» **WHAT IS NEEDED**: Report the count of lines containing the word "deadlines" in the entries below, and nothing more.
####################
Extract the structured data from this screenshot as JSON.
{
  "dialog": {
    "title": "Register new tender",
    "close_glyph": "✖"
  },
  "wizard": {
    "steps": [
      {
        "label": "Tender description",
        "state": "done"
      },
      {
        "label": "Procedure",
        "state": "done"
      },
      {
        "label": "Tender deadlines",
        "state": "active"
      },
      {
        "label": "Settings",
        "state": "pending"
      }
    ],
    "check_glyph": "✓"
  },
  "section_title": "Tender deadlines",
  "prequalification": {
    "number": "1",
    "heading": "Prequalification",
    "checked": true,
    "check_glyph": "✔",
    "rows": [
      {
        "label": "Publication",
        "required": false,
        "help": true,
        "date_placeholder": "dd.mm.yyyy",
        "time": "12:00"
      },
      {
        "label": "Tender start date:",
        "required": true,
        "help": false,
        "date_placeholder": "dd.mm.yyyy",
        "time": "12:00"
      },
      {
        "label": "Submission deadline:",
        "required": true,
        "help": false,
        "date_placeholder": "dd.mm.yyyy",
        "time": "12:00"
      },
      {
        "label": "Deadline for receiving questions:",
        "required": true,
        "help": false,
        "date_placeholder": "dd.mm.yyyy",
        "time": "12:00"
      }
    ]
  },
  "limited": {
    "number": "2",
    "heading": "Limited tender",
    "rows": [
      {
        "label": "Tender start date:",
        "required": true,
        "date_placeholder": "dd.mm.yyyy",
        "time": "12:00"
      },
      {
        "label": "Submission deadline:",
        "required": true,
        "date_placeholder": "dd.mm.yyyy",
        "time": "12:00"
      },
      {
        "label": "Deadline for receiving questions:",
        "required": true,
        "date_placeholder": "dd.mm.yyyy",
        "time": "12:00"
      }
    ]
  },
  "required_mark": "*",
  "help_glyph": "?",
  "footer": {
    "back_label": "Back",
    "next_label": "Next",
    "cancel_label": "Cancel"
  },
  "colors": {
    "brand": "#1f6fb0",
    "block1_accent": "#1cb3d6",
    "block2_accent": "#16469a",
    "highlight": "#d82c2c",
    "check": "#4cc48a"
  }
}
####################
» **RESPONSE TO THIS TASK**: 2